[Data entries]
[Start]

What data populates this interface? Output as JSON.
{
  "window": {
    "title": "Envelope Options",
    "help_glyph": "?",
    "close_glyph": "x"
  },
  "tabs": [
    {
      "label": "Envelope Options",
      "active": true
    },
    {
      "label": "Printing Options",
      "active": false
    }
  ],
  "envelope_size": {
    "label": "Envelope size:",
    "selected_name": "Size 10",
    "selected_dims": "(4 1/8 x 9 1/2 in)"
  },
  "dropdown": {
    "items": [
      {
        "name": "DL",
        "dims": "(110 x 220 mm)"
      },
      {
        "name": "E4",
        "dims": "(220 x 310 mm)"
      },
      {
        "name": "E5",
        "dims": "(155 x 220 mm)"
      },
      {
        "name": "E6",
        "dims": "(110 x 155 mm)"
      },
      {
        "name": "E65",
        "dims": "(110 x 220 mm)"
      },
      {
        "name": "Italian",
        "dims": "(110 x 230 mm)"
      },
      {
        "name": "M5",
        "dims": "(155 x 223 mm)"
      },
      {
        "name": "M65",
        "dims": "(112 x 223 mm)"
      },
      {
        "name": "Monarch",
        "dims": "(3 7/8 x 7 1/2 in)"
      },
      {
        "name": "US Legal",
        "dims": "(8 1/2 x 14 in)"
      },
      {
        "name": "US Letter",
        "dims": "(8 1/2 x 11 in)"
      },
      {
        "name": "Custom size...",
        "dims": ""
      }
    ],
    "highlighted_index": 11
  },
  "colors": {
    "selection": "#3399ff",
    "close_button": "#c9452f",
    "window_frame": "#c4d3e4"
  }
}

[End]

■ **PROMPT**
Reproduce the material above exactly; please quote every line of it.

■ **WRITTEN RESPONSE**
What data populates this interface? Output as JSON.
{
  "window": {
    "title": "Envelope Options",
    "help_glyph": "?",
    "close_glyph": "x"
  },
  "tabs": [
    {
      "label": "Envelope Options",
      "active": true
    },
    {
      "label": "Printing Options",
      "active": false
    }
  ],
  "envelope_size": {
    "label": "Envelope size:",
    "selected_name": "Size 10",
    "selected_dims": "(4 1/8 x 9 1/2 in)"
  },
  "dropdown": {
    "items": [
      {
        "name": "DL",
        "dims": "(110 x 220 mm)"
      },
      {
        "name": "E4",
        "dims": "(220 x 310 mm)"
      },
      {
        "name": "E5",
        "dims": "(155 x 220 mm)"
      },
      {
        "name": "E6",
        "dims": "(110 x 155 mm)"
      },
      {
        "name": "E65",
        "dims": "(110 x 220 mm)"
      },
      {
        "name": "Italian",
        "dims": "(110 x 230 mm)"
      },
      {
        "name": "M5",
        "dims": "(155 x 223 mm)"
      },
      {
        "name": "M65",
        "dims": "(112 x 223 mm)"
      },
      {
        "name": "Monarch",
        "dims": "(3 7/8 x 7 1/2 in)"
      },
      {
        "name": "US Legal",
        "dims": "(8 1/2 x 14 in)"
      },
      {
        "name": "US Letter",
        "dims": "(8 1/2 x 11 in)"
      },
      {
        "name": "Custom size...",
        "dims": ""
      }
    ],
    "highlighted_index": 11
  },
  "colors": {
    "selection": "#3399ff",
    "close_button": "#c9452f",
    "window_frame": "#c4d3e4"
  }
}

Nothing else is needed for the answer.